Find the string "MAXCELLS" in the records. Copy every line it appears in.

**EXTRACTED DATA**
/---
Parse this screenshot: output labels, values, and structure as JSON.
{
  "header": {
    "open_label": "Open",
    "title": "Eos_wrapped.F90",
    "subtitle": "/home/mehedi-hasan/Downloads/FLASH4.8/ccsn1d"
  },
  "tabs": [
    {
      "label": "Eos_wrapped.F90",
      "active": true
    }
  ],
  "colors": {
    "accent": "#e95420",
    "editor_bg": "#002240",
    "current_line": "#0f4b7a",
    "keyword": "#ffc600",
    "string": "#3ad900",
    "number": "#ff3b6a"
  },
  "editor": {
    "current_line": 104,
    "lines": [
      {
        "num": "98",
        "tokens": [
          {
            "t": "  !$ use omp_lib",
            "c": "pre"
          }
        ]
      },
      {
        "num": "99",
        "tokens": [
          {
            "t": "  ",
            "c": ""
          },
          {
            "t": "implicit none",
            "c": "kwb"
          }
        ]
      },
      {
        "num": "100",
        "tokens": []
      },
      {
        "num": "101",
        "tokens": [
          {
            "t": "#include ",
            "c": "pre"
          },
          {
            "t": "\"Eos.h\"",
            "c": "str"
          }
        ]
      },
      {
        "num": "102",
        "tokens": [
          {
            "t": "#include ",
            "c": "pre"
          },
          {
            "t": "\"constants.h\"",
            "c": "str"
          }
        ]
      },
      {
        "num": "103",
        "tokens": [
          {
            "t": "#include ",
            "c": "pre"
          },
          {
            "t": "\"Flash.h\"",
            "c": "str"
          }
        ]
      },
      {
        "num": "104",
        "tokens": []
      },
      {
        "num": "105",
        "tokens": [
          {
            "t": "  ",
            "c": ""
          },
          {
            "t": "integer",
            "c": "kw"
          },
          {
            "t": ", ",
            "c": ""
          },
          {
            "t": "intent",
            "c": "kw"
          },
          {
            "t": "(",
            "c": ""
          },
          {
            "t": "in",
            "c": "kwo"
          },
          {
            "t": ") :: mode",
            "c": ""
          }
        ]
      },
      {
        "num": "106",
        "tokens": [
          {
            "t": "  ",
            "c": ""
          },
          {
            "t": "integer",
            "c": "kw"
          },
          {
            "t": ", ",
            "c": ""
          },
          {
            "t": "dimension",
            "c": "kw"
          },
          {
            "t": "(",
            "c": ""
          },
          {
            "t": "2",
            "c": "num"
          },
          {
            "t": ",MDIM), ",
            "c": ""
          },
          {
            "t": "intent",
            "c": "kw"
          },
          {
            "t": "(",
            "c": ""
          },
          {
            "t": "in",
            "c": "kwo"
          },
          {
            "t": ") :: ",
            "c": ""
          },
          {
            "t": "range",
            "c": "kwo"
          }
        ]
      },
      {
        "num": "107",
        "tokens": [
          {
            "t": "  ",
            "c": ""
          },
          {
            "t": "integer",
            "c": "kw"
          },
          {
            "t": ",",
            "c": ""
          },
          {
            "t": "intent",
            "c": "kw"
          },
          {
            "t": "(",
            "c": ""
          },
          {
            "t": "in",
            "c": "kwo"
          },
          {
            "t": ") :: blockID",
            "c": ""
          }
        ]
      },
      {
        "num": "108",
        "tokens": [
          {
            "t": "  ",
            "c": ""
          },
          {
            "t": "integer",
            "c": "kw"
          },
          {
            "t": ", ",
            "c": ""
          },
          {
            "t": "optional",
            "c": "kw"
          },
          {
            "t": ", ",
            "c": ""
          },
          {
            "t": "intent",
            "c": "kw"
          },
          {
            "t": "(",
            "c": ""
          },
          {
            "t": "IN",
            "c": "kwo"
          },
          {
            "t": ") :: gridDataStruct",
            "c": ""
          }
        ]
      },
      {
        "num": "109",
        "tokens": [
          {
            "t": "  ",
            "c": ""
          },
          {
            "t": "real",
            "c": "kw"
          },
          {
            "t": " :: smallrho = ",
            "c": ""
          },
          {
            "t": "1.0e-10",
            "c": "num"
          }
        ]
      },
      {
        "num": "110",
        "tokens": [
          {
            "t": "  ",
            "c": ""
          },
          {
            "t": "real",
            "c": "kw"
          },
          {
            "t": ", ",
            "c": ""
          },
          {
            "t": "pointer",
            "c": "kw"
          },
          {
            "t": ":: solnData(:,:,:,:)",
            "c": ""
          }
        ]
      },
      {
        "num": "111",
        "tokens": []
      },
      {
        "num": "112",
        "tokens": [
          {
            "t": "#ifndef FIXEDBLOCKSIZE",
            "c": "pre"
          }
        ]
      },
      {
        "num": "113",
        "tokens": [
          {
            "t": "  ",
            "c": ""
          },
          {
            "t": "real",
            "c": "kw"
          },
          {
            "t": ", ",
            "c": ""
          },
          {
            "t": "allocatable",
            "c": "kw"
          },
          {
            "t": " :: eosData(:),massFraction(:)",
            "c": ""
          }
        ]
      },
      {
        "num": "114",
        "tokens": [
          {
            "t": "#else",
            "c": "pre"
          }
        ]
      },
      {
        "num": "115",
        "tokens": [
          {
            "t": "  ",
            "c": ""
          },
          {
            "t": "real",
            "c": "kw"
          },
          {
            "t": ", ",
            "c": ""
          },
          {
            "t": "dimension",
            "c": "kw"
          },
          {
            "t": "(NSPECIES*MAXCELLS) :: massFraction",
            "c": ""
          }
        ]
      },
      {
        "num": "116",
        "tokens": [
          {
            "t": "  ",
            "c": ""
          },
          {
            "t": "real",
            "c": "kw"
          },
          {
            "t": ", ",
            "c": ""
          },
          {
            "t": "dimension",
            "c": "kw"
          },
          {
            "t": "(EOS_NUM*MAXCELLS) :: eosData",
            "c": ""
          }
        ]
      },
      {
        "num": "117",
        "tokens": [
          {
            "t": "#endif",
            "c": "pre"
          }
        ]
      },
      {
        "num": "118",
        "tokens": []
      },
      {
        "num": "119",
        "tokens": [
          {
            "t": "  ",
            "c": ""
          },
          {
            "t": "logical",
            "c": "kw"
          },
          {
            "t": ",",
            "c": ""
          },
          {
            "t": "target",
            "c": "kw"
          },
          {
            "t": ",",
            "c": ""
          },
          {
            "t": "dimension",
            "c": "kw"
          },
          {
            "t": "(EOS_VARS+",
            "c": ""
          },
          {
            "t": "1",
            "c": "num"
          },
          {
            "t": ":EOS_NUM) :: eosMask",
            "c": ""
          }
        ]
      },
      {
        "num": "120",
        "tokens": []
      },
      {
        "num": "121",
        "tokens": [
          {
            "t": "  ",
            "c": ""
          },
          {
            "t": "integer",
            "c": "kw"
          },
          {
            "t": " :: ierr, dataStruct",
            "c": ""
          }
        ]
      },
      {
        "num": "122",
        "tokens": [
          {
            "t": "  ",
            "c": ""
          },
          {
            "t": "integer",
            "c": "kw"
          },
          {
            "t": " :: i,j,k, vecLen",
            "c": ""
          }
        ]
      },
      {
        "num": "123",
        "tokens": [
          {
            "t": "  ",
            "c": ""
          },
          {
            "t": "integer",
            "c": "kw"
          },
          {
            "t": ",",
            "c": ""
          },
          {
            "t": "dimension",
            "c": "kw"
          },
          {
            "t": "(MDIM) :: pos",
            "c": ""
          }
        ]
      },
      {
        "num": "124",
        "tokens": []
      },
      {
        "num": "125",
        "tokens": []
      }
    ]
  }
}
\---
**EXERCISE RESPONSE**
            "t": "(NSPECIES*MAXCELLS) :: massFraction",
            "t": "(EOS_NUM*MAXCELLS) :: eosData",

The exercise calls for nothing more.